**Information provided:**
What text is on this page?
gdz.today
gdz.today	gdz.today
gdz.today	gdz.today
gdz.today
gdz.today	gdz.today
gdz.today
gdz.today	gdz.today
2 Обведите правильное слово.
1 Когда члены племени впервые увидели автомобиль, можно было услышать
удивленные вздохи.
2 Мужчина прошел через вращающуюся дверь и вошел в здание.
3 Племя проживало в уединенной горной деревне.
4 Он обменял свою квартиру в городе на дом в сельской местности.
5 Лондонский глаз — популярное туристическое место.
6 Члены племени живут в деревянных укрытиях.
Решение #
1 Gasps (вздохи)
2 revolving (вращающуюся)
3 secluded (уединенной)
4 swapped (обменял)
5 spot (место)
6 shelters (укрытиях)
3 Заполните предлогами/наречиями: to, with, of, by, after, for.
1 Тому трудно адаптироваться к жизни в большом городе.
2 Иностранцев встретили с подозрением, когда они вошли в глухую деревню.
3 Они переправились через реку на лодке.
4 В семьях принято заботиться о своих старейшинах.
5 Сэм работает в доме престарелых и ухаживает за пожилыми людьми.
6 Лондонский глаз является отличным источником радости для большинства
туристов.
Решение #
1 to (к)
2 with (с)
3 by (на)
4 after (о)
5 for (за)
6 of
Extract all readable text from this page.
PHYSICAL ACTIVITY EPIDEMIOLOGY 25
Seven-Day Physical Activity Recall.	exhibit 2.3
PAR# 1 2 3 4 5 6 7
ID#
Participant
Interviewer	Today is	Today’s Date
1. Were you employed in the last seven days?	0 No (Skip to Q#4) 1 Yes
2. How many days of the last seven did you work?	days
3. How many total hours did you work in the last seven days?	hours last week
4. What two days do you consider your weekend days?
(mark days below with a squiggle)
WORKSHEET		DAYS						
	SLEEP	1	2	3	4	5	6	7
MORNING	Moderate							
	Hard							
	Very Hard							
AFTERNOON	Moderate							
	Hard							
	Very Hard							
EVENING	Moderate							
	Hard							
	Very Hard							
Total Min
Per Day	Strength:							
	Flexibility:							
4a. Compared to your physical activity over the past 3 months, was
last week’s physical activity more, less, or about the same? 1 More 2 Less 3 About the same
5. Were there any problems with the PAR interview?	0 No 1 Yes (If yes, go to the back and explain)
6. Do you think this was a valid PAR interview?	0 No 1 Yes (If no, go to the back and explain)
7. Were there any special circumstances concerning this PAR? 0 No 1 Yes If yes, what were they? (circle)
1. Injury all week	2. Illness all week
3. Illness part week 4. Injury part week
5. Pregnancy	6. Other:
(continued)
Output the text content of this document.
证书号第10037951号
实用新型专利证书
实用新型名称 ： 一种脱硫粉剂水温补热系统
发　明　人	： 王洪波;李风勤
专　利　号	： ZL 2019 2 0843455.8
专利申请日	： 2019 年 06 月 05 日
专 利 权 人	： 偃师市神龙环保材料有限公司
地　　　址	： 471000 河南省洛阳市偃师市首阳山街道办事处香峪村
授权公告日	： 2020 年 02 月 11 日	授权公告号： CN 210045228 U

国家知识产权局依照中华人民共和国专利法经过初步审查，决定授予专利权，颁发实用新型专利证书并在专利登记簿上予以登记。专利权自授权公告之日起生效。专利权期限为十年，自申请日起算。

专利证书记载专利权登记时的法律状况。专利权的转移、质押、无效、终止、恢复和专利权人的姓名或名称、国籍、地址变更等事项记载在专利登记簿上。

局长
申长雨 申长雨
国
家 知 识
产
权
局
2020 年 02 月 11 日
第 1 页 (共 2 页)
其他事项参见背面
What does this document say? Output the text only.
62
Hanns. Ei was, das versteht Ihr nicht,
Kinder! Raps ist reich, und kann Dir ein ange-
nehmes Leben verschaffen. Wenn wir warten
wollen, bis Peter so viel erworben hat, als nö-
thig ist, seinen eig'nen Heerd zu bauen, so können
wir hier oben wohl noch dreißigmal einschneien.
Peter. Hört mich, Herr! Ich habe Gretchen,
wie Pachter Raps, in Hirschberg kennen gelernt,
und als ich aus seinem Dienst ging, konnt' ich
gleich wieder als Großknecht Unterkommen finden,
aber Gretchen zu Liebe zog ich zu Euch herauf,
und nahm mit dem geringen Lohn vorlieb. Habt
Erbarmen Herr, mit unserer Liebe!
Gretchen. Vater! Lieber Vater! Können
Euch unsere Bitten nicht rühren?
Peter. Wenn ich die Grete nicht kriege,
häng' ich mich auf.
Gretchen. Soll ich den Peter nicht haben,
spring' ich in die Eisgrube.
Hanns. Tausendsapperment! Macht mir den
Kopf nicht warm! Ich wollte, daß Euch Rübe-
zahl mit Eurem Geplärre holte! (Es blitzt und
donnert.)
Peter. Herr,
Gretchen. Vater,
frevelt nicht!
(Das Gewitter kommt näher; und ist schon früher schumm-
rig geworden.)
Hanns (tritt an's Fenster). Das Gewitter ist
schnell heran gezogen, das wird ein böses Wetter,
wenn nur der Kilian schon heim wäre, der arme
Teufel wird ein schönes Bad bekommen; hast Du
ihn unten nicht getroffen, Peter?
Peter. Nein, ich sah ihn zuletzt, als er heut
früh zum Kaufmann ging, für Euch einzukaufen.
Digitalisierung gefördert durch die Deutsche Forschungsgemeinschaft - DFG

**Problem details:** Starting at the line that contains "What does this", repeat each line exactly through the last one in the listing. Include both of those lines and nothing more.

**Finished task:**
What does this document say? Output the text only.
62
Hanns. Ei was, das versteht Ihr nicht,
Kinder! Raps ist reich, und kann Dir ein ange-
nehmes Leben verschaffen. Wenn wir warten
wollen, bis Peter so viel erworben hat, als nö-
thig ist, seinen eig'nen Heerd zu bauen, so können
wir hier oben wohl noch dreißigmal einschneien.
Peter. Hört mich, Herr! Ich habe Gretchen,
wie Pachter Raps, in Hirschberg kennen gelernt,
und als ich aus seinem Dienst ging, konnt' ich
gleich wieder als Großknecht Unterkommen finden,
aber Gretchen zu Liebe zog ich zu Euch herauf,
und nahm mit dem geringen Lohn vorlieb. Habt
Erbarmen Herr, mit unserer Liebe!
Gretchen. Vater! Lieber Vater! Können
Euch unsere Bitten nicht rühren?
Peter. Wenn ich die Grete nicht kriege,
häng' ich mich auf.
Gretchen. Soll ich den Peter nicht haben,
spring' ich in die Eisgrube.
Hanns. Tausendsapperment! Macht mir den
Kopf nicht warm! Ich wollte, daß Euch Rübe-
zahl mit Eurem Geplärre holte! (Es blitzt und
donnert.)
Peter. Herr,
Gretchen. Vater,
frevelt nicht!
(Das Gewitter kommt näher; und ist schon früher schumm-
rig geworden.)
Hanns (tritt an's Fenster). Das Gewitter ist
schnell heran gezogen, das wird ein böses Wetter,
wenn nur der Kilian schon heim wäre, der arme
Teufel wird ein schönes Bad bekommen; hast Du
ihn unten nicht getroffen, Peter?
Peter. Nein, ich sah ihn zuletzt, als er heut
früh zum Kaufmann ging, für Euch einzukaufen.
Digitalisierung gefördert durch die Deutsche Forschungsgemeinschaft - DFG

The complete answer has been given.